## Data listing
※

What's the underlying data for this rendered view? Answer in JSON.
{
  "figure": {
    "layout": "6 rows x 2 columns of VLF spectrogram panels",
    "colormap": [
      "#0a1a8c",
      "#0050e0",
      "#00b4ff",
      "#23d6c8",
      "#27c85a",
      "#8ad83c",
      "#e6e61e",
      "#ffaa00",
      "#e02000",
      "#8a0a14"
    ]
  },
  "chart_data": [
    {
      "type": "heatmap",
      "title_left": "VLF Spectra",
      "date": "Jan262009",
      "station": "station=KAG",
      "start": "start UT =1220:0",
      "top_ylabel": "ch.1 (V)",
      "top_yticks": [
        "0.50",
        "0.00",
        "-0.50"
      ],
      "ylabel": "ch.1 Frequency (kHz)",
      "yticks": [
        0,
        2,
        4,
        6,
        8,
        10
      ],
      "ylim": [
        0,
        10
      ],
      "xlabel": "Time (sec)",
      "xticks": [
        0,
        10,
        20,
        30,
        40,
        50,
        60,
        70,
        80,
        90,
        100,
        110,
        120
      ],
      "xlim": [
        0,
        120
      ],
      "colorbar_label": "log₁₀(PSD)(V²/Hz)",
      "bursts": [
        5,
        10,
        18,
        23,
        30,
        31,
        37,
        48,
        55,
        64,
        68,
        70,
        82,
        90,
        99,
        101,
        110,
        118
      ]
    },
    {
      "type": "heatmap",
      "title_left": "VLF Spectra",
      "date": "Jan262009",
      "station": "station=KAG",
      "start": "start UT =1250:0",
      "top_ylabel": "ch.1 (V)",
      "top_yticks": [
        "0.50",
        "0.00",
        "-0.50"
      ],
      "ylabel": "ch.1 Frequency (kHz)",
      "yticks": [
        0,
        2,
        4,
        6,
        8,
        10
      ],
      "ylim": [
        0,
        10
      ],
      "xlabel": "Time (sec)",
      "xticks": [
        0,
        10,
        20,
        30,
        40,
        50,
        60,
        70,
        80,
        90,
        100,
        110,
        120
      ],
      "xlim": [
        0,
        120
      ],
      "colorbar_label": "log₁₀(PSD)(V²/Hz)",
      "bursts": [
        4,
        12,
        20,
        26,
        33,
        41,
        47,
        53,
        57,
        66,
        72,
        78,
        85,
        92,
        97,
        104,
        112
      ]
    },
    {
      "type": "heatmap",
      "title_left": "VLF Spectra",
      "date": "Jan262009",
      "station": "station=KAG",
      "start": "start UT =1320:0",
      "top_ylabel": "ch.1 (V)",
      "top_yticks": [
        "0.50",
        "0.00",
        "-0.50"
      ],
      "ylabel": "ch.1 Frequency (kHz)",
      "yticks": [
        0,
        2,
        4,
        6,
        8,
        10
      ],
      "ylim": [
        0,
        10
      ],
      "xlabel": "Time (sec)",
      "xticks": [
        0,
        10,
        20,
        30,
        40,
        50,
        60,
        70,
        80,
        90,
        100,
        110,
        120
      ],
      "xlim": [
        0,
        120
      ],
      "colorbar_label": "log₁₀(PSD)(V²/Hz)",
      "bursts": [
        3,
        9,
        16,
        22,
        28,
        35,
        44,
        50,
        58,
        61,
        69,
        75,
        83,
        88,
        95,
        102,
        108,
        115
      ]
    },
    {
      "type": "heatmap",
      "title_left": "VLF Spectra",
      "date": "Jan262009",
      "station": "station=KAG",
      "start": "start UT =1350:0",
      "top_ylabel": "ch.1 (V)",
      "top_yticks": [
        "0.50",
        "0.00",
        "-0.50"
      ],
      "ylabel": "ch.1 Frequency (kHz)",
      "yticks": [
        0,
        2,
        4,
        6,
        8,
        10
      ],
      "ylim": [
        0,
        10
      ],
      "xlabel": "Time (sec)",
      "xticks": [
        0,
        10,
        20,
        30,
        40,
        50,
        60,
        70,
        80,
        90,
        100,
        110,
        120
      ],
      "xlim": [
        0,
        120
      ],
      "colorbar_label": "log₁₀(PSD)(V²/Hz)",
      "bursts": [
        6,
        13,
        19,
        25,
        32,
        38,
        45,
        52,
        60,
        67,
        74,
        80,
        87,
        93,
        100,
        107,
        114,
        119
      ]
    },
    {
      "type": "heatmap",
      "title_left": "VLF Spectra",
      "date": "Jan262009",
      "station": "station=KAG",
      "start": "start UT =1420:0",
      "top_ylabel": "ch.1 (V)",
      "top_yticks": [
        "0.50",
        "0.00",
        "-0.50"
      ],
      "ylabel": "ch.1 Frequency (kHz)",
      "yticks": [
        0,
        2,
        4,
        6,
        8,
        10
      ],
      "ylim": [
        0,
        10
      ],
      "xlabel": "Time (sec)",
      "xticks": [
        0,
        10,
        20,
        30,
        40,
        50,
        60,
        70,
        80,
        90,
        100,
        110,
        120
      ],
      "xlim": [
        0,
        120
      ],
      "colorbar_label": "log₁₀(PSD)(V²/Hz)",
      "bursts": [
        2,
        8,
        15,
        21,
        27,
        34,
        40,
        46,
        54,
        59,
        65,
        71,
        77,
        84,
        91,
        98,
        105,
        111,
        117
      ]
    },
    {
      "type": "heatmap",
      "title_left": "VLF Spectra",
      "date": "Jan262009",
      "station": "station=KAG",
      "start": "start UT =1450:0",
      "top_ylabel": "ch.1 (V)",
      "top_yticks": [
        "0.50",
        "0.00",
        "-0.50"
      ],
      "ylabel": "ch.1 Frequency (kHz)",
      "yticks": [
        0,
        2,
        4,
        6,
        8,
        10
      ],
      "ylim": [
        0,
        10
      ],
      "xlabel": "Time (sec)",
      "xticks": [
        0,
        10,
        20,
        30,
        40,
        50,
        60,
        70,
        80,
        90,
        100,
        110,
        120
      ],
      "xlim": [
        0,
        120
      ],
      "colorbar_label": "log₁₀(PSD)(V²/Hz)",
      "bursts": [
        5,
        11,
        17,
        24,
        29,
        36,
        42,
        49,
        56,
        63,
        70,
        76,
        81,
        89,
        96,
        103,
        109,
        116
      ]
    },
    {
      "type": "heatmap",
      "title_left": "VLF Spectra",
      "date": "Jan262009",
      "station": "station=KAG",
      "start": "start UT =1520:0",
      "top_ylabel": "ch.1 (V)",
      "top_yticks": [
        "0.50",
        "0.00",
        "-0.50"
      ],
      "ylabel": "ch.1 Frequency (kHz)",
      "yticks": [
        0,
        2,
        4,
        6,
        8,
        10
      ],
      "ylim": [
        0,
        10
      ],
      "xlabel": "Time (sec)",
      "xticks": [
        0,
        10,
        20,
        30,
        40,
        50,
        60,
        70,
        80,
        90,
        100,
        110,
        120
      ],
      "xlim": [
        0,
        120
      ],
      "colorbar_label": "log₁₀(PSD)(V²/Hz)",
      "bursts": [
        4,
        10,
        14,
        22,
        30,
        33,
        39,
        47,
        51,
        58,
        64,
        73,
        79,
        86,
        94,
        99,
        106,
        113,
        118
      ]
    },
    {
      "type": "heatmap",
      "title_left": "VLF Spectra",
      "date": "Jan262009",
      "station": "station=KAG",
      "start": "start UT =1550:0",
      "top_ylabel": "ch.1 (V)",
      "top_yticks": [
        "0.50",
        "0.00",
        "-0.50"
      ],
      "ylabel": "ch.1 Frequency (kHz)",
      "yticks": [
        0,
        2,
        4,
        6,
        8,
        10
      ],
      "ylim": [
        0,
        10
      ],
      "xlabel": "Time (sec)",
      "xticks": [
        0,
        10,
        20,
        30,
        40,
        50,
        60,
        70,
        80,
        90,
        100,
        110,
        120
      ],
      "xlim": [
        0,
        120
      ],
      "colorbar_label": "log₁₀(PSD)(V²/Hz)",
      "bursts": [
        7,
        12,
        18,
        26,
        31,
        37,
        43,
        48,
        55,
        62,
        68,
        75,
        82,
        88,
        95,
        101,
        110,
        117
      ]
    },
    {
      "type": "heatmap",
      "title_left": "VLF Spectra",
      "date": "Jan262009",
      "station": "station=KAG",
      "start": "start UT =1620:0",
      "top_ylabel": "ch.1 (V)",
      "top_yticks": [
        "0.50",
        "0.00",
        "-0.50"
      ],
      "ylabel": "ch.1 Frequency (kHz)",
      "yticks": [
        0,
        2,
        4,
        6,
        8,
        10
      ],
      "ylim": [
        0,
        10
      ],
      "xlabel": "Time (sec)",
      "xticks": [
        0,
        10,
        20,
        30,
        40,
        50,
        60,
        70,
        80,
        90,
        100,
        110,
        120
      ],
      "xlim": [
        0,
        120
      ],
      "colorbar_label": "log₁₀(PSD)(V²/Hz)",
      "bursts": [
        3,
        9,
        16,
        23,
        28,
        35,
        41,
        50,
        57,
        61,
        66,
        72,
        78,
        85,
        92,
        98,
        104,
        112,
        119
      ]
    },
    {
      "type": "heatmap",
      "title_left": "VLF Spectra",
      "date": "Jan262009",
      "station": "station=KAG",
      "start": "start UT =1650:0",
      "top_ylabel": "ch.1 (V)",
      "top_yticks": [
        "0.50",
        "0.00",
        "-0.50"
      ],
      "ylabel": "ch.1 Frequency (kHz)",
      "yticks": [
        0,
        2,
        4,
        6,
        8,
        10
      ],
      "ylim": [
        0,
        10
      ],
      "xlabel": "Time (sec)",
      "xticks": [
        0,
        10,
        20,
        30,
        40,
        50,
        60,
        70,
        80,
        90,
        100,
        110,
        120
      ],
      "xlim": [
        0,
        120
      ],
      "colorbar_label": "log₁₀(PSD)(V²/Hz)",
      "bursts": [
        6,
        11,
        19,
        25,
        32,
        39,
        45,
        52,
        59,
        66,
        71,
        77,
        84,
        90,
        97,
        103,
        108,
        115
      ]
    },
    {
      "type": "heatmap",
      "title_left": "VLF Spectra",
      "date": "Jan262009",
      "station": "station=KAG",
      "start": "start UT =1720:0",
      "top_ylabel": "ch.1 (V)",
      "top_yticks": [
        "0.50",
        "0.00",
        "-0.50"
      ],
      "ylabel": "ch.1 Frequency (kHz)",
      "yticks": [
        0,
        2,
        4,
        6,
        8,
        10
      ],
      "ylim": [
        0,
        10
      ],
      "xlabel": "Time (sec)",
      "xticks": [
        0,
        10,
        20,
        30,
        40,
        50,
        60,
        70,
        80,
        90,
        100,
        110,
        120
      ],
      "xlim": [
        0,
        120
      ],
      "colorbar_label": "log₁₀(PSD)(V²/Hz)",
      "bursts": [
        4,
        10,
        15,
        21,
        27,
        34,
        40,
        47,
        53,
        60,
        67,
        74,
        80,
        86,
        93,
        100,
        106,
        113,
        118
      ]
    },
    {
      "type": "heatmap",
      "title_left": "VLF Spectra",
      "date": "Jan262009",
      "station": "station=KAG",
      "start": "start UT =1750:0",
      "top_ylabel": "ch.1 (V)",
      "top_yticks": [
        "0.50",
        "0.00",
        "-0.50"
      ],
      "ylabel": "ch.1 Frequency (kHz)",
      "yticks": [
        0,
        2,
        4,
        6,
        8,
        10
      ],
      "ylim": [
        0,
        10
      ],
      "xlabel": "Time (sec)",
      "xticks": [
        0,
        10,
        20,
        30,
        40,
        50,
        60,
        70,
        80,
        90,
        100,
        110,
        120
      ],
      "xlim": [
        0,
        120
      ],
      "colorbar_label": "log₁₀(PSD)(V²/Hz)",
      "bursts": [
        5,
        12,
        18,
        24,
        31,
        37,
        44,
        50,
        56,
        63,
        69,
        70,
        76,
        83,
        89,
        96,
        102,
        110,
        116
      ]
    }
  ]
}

※

## Task statement
From the entries above, collect every line with the string "start" in it.

## Result of the exercise
      "start": "start UT =1220:0",
      "start": "start UT =1250:0",
      "start": "start UT =1320:0",
      "start": "start UT =1350:0",
      "start": "start UT =1420:0",
      "start": "start UT =1450:0",
      "start": "start UT =1520:0",
      "start": "start UT =1550:0",
      "start": "start UT =1620:0",
      "start": "start UT =1650:0",
      "start": "start UT =1720:0",
      "start": "start UT =1750:0",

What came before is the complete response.